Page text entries
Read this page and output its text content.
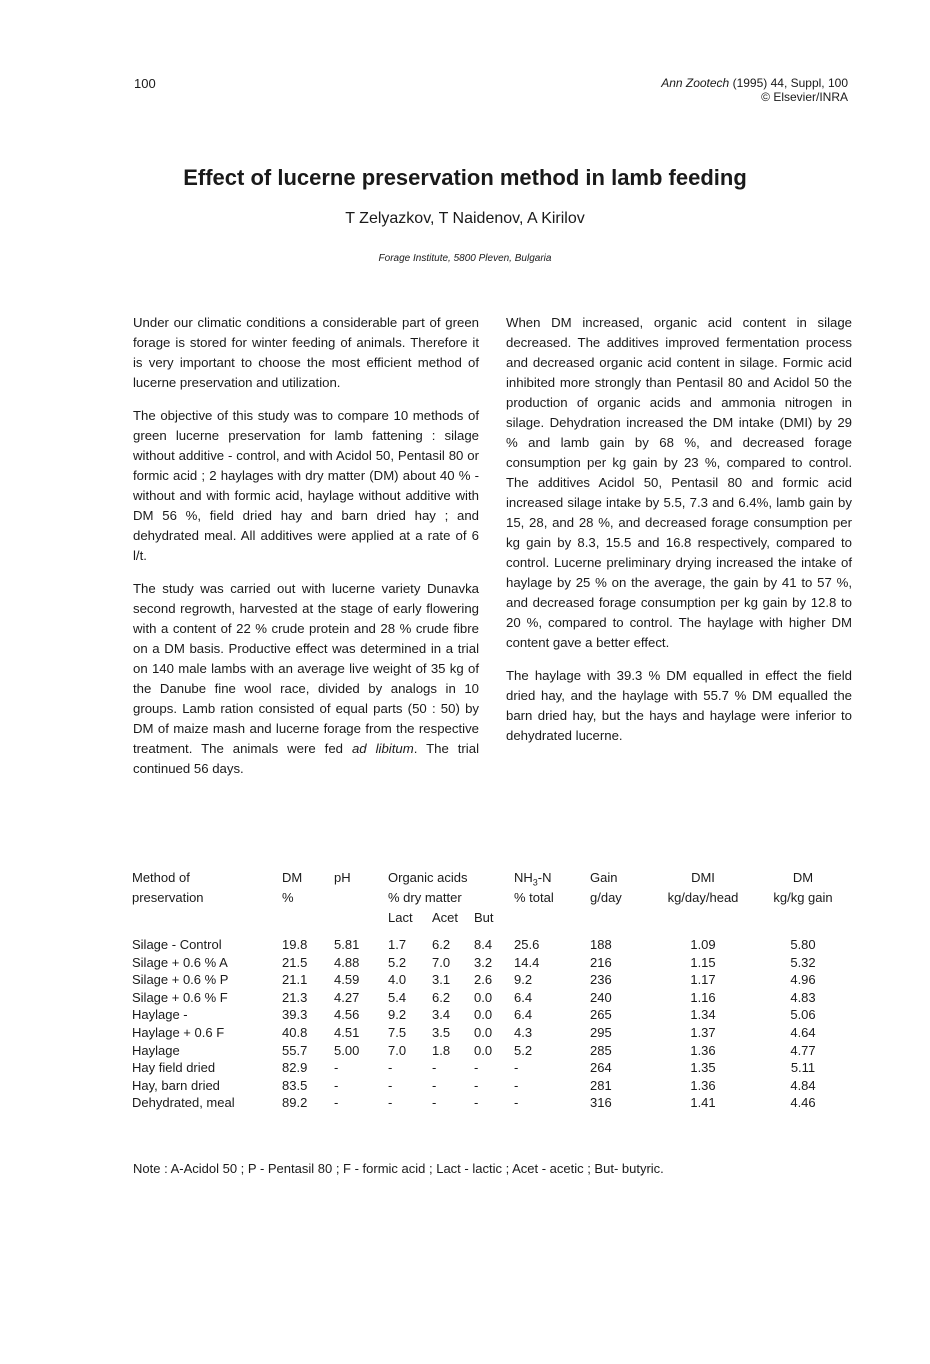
100	Ann Zootech (1995) 44, Suppl, 100
© Elsevier/INRA
Effect of lucerne preservation method in lamb feeding
T Zelyazkov, T Naidenov, A Kirilov
Forage Institute, 5800 Pleven, Bulgaria

Under our climatic conditions a considerable part of green forage is stored for winter feeding of animals. Therefore it is very important to choose the most efficient method of lucerne preservation and utilization.

The objective of this study was to compare 10 methods of green lucerne preservation for lamb fattening : silage without additive - control, and with Acidol 50, Pentasil 80 or formic acid ; 2 haylages with dry matter (DM) about 40 % - without and with formic acid, haylage without additive with DM 56 %, field dried hay and barn dried hay ; and dehydrated meal. All additives were applied at a rate of 6 l/t.

The study was carried out with lucerne variety Dunavka second regrowth, harvested at the stage of early flowering with a content of 22 % crude protein and 28 % crude fibre on a DM basis. Productive effect was determined in a trial on 140 male lambs with an average live weight of 35 kg of the Danube fine wool race, divided by analogs in 10 groups. Lamb ration consisted of equal parts (50 : 50) by DM of maize mash and lucerne forage from the respective treatment. The animals were fed ad libitum. The trial continued 56 days.

When DM increased, organic acid content in silage decreased. The additives improved fermentation process and decreased organic acid content in silage. Formic acid inhibited more strongly than Pentasil 80 and Acidol 50 the production of organic acids and ammonia nitrogen in silage. Dehydration increased the DM intake (DMI) by 29 % and lamb gain by 68 %, and decreased forage consumption per kg gain by 23 %, compared to control. The additives Acidol 50, Pentasil 80 and formic acid increased silage intake by 5.5, 7.3 and 6.4%, lamb gain by 15, 28, and 28 %, and decreased forage consumption per kg gain by 8.3, 15.5 and 16.8 respectively, compared to control. Lucerne preliminary drying increased the intake of haylage by 25 % on the average, the gain by 41 to 57 %, and decreased forage consumption per kg gain by 12.8 to 20 %, compared to control. The haylage with higher DM content gave a better effect.

The haylage with 39.3 % DM equalled in effect the field dried hay, and the haylage with 55.7 % DM equalled the barn dried hay, but the hays and haylage were inferior to dehydrated lucerne.

Method of	DM	pH	Organic acids			$NH_3-N$	Gain	DMI	DM
preservation	%		% dry matter			% total	g/day	kg/day/head	kg/kg gain
			Lact	Acet	But				
Silage - Control	19.8	5.81	1.7	6.2	8.4	25.6	188	1.09	5.80
Silage + 0.6 % A	21.5	4.88	5.2	7.0	3.2	14.4	216	1.15	5.32
Silage + 0.6 % P	21.1	4.59	4.0	3.1	2.6	9.2	236	1.17	4.96
Silage + 0.6 % F	21.3	4.27	5.4	6.2	0.0	6.4	240	1.16	4.83
Haylage -	39.3	4.56	9.2	3.4	0.0	6.4	265	1.34	5.06
Haylage + 0.6 F	40.8	4.51	7.5	3.5	0.0	4.3	295	1.37	4.64
Haylage	55.7	5.00	7.0	1.8	0.0	5.2	285	1.36	4.77
Hay field dried	82.9	-	-	-	-	-	264	1.35	5.11
Hay, barn dried	83.5	-	-	-	-	-	281	1.36	4.84
Dehydrated, meal	89.2	-	-	-	-	-	316	1.41	4.46
Note : A-Acidol 50 ; P - Pentasil 80 ; F - formic acid ; Lact - lactic ; Acet - acetic ; But- butyric.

### WHAT YOU NEED TO DO
This task calls for the records to be copied exactly, without pictures.

### EXPECTED OUTPUT
Read this page and output its text content.
100	Ann Zootech (1995) 44, Suppl, 100
© Elsevier/INRA
Effect of lucerne preservation method in lamb feeding
T Zelyazkov, T Naidenov, A Kirilov
Forage Institute, 5800 Pleven, Bulgaria

Under our climatic conditions a considerable part of green forage is stored for winter feeding of animals. Therefore it is very important to choose the most efficient method of lucerne preservation and utilization.

The objective of this study was to compare 10 methods of green lucerne preservation for lamb fattening : silage without additive - control, and with Acidol 50, Pentasil 80 or formic acid ; 2 haylages with dry matter (DM) about 40 % - without and with formic acid, haylage without additive with DM 56 %, field dried hay and barn dried hay ; and dehydrated meal. All additives were applied at a rate of 6 l/t.

The study was carried out with lucerne variety Dunavka second regrowth, harvested at the stage of early flowering with a content of 22 % crude protein and 28 % crude fibre on a DM basis. Productive effect was determined in a trial on 140 male lambs with an average live weight of 35 kg of the Danube fine wool race, divided by analogs in 10 groups. Lamb ration consisted of equal parts (50 : 50) by DM of maize mash and lucerne forage from the respective treatment. The animals were fed ad libitum. The trial continued 56 days.

When DM increased, organic acid content in silage decreased. The additives improved fermentation process and decreased organic acid content in silage. Formic acid inhibited more strongly than Pentasil 80 and Acidol 50 the production of organic acids and ammonia nitrogen in silage. Dehydration increased the DM intake (DMI) by 29 % and lamb gain by 68 %, and decreased forage consumption per kg gain by 23 %, compared to control. The additives Acidol 50, Pentasil 80 and formic acid increased silage intake by 5.5, 7.3 and 6.4%, lamb gain by 15, 28, and 28 %, and decreased forage consumption per kg gain by 8.3, 15.5 and 16.8 respectively, compared to control. Lucerne preliminary drying increased the intake of haylage by 25 % on the average, the gain by 41 to 57 %, and decreased forage consumption per kg gain by 12.8 to 20 %, compared to control. The haylage with higher DM content gave a better effect.

The haylage with 39.3 % DM equalled in effect the field dried hay, and the haylage with 55.7 % DM equalled the barn dried hay, but the hays and haylage were inferior to dehydrated lucerne.

Method of	DM	pH	Organic acids			$NH_3-N$	Gain	DMI	DM
preservation	%		% dry matter			% total	g/day	kg/day/head	kg/kg gain
			Lact	Acet	But				
Silage - Control	19.8	5.81	1.7	6.2	8.4	25.6	188	1.09	5.80
Silage + 0.6 % A	21.5	4.88	5.2	7.0	3.2	14.4	216	1.15	5.32
Silage + 0.6 % P	21.1	4.59	4.0	3.1	2.6	9.2	236	1.17	4.96
Silage + 0.6 % F	21.3	4.27	5.4	6.2	0.0	6.4	240	1.16	4.83
Haylage -	39.3	4.56	9.2	3.4	0.0	6.4	265	1.34	5.06
Haylage + 0.6 F	40.8	4.51	7.5	3.5	0.0	4.3	295	1.37	4.64
Haylage	55.7	5.00	7.0	1.8	0.0	5.2	285	1.36	4.77
Hay field dried	82.9	-	-	-	-	-	264	1.35	5.11
Hay, barn dried	83.5	-	-	-	-	-	281	1.36	4.84
Dehydrated, meal	89.2	-	-	-	-	-	316	1.41	4.46
Note : A-Acidol 50 ; P - Pentasil 80 ; F - formic acid ; Lact - lactic ; Acet - acetic ; But- butyric.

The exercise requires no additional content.